**Task objective:** Please transcribe the blog post from "It’s a Monday.  I" up to and including "you haven’t gathered.", keeping every word and mark as it appears.

**Study text:**
It’s a Monday.  I got called out for a day gig and stayed in bed almost all day.  My lack of gumption exacerbated by the intermittent rain that has been sprinkling at times and pounding at others.

I was due to have a meeting which is the only thing that spurred me to brush my pearlies, take my meds and to forage for food and the long awaited first cup of coffee. The trip was almost thwarted by a rescheduling of said meeting. Despite which I have managed to acquire sustenance and am currently gazing longingly at a very handsome barista whom I’ve had a short lived marriage and torrid love affair with all in the span of 45 minutes. I’ll miss him when I leave. Which will be in about an hour and a half, so I’ll continue to write and imagine our happy life together.

I have a very vivid imagination if you haven’t gathered.

I just wanted to write a little today given that the post I did yesterday “Being ‘Put In My Place'” was so cathartic for me. So many of you have been so sweet about the post and have said such wonderful things.  I really appreciate all of your sentiments.  A few of you said “I’m sorry that that happened to you.” and as much as I appreciate it and understand where you’re all coming from with that I am BLESSED that it happened.

There was a point last summer where things got really tough for me.  I was at a point where all I could muster was hopelessness.  During that time a friend whom I rarely see said that she’d go to a taping of “Chelsea Lately” with me. I was able to procure tickets and it seemed that everyone I asked to accompany me were unable with the exception of this friend.  So she and I put the plans into motion and contrary to the habit of many of my LA friends, she did not flake.

**Extracted material:**

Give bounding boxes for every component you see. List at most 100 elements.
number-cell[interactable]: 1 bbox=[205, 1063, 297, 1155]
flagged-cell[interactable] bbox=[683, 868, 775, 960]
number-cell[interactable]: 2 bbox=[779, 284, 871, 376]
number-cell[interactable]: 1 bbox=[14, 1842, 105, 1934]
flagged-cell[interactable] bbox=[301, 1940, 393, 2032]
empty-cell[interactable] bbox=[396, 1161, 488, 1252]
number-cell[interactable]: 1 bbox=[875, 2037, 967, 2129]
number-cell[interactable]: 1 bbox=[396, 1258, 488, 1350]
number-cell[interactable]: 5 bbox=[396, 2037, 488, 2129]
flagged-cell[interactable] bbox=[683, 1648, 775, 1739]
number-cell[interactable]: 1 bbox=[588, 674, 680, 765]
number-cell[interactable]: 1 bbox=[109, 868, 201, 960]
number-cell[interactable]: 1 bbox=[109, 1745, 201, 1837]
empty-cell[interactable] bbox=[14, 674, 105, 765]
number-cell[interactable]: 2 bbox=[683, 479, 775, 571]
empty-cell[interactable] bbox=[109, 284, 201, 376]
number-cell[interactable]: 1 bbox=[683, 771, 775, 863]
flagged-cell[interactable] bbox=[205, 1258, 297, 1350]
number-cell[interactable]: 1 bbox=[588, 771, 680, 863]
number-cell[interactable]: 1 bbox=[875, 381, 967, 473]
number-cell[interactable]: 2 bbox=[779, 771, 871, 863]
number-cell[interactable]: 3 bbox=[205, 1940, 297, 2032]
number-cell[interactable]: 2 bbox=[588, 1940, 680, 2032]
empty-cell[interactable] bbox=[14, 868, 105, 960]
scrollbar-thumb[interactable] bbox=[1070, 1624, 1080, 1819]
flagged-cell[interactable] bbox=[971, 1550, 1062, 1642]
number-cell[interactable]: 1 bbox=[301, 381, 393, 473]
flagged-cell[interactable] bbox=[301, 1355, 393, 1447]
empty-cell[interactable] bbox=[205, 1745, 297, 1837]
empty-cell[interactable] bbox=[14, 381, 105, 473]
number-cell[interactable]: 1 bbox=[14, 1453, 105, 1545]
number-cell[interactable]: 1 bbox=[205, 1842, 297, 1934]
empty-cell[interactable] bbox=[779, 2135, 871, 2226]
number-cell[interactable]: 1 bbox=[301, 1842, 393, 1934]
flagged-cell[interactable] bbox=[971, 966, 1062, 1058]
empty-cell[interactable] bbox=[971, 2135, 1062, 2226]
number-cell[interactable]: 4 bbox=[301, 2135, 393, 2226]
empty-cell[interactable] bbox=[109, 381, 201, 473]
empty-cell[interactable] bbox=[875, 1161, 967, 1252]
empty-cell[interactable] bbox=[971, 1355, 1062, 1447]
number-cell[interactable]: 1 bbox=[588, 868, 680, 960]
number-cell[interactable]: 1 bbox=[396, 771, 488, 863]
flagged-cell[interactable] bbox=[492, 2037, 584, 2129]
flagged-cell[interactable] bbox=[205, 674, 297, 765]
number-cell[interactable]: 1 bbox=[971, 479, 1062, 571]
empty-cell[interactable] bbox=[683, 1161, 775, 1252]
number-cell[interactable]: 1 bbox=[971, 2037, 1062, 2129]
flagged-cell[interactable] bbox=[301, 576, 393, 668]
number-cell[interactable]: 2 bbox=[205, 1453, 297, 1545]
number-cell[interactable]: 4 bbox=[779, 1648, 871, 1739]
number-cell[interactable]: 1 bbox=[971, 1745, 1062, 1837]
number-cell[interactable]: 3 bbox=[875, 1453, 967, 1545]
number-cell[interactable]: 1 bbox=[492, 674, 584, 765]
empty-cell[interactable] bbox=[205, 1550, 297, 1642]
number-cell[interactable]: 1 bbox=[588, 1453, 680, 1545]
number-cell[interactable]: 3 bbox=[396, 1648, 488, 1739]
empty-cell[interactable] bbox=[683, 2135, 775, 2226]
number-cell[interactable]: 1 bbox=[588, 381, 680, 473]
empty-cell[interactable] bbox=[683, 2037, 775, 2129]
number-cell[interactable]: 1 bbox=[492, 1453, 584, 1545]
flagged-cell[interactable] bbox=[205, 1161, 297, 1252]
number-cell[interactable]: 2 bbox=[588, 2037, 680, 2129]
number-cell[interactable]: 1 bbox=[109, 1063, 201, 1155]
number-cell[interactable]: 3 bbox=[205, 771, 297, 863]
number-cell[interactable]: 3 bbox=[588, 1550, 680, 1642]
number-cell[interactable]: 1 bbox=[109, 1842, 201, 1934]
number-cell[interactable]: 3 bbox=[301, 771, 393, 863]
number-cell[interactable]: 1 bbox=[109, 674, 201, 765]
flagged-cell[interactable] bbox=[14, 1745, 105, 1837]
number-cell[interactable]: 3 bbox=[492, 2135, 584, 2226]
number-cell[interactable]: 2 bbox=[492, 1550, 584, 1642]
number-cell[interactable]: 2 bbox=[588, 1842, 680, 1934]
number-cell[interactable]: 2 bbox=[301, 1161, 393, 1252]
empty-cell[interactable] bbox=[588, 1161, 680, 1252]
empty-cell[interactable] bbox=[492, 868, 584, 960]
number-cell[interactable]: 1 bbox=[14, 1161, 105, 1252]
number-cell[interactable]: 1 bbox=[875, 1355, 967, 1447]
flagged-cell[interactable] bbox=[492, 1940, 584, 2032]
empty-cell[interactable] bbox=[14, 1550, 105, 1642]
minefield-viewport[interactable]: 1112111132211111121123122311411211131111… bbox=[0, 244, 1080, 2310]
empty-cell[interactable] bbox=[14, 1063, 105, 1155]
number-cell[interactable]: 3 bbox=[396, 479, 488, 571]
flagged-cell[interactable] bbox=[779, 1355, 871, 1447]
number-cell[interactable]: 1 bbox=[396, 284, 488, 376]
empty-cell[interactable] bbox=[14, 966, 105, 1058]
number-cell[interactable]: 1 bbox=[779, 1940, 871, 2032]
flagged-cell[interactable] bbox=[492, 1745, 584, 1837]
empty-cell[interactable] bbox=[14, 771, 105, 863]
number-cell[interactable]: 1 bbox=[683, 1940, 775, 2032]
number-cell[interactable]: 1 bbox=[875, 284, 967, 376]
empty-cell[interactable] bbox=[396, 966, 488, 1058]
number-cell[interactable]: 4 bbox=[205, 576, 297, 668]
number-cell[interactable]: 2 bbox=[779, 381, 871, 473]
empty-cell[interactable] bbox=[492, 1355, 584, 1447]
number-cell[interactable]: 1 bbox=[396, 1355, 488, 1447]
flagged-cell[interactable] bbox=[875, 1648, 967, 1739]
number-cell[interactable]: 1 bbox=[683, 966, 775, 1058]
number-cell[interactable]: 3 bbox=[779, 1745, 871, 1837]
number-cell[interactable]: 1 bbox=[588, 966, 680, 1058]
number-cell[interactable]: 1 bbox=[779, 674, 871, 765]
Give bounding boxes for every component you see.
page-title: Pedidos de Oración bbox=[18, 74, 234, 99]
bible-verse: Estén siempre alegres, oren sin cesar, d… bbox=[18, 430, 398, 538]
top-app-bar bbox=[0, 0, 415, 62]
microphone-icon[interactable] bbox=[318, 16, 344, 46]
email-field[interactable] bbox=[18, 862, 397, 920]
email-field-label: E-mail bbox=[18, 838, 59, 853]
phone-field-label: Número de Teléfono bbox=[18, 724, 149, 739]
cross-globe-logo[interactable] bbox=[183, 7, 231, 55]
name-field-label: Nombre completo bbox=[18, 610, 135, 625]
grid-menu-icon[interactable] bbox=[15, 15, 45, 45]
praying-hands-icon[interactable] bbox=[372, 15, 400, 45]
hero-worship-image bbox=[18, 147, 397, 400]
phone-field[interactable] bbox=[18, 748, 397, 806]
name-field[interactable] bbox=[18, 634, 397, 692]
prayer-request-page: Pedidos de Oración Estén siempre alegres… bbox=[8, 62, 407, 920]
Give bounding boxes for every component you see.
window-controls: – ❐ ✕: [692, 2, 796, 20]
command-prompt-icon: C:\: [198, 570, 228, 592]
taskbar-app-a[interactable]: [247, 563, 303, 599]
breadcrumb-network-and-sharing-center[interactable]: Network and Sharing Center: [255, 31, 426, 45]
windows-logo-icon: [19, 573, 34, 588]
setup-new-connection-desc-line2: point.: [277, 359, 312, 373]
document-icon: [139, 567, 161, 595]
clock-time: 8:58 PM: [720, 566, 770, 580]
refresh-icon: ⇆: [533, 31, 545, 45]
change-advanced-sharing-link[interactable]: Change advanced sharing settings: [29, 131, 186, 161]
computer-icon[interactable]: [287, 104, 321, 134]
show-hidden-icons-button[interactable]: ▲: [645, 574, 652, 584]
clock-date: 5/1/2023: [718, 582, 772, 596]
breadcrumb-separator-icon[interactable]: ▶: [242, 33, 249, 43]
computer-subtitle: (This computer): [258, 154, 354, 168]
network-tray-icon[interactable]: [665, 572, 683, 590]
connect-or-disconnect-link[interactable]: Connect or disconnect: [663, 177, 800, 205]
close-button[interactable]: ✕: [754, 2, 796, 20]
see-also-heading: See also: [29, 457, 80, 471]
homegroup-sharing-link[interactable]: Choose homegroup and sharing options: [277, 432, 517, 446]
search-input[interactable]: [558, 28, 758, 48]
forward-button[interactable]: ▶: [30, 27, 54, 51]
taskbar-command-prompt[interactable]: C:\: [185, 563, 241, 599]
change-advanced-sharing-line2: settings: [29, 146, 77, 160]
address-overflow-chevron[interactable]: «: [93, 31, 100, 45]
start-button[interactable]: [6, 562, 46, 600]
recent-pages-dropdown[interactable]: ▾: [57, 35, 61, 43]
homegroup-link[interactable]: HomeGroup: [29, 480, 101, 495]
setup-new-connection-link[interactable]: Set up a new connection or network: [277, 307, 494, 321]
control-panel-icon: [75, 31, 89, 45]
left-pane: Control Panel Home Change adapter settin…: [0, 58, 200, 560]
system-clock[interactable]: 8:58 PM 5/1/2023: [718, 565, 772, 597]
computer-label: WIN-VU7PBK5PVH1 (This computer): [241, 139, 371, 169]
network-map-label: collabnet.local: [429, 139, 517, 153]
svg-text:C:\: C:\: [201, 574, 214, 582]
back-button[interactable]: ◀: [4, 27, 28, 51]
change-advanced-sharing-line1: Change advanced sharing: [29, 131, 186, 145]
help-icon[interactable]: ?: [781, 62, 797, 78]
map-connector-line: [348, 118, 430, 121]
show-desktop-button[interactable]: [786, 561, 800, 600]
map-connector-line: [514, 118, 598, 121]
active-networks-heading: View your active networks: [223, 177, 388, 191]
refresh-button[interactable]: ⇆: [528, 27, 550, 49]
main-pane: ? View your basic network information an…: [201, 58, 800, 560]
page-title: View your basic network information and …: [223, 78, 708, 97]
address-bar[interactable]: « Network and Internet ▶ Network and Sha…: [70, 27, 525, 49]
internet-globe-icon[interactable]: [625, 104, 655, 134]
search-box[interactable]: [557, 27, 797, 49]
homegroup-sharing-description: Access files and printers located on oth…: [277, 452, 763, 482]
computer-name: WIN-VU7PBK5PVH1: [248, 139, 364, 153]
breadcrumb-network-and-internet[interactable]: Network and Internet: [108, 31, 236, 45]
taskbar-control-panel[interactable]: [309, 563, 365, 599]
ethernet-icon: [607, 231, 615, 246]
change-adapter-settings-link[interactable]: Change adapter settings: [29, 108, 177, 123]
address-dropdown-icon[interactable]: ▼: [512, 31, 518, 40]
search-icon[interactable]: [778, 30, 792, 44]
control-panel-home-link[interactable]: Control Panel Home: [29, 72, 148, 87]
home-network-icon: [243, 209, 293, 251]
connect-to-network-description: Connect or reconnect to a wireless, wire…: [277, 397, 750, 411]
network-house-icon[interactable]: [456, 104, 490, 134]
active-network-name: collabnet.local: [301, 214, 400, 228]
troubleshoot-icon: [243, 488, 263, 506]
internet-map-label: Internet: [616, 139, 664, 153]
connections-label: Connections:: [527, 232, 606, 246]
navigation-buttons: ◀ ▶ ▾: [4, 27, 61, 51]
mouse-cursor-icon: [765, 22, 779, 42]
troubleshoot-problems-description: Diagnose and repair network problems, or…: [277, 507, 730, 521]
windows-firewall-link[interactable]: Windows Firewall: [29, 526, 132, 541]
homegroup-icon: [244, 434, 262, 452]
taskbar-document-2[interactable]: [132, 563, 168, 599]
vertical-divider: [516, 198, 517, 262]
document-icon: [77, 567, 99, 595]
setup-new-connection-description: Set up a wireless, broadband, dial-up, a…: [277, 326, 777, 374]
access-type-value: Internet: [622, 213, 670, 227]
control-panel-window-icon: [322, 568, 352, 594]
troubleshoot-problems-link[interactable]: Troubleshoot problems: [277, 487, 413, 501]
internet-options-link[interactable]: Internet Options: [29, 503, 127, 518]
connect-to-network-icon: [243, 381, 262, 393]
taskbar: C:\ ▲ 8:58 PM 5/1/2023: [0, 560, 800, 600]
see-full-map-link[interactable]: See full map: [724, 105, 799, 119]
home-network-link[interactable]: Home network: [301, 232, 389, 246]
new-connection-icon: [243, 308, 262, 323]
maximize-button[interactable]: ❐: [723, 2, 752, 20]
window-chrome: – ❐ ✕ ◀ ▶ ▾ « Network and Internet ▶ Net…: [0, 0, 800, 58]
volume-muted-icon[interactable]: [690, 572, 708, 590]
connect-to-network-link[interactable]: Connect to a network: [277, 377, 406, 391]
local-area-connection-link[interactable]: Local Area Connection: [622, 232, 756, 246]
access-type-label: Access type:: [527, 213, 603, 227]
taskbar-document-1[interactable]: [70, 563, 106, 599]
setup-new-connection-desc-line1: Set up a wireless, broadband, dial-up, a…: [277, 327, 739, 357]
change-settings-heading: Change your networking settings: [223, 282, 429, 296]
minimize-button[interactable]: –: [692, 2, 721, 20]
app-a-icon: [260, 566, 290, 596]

**Task result:**
It’s a Monday.  I got called out for a day gig and stayed in bed almost all day.  My lack of gumption exacerbated by the intermittent rain that has been sprinkling at times and pounding at others.

I was due to have a meeting which is the only thing that spurred me to brush my pearlies, take my meds and to forage for food and the long awaited first cup of coffee. The trip was almost thwarted by a rescheduling of said meeting. Despite which I have managed to acquire sustenance and am currently gazing longingly at a very handsome barista whom I’ve had a short lived marriage and torrid love affair with all in the span of 45 minutes. I’ll miss him when I leave. Which will be in about an hour and a half, so I’ll continue to write and imagine our happy life together.

I have a very vivid imagination if you haven’t gathered.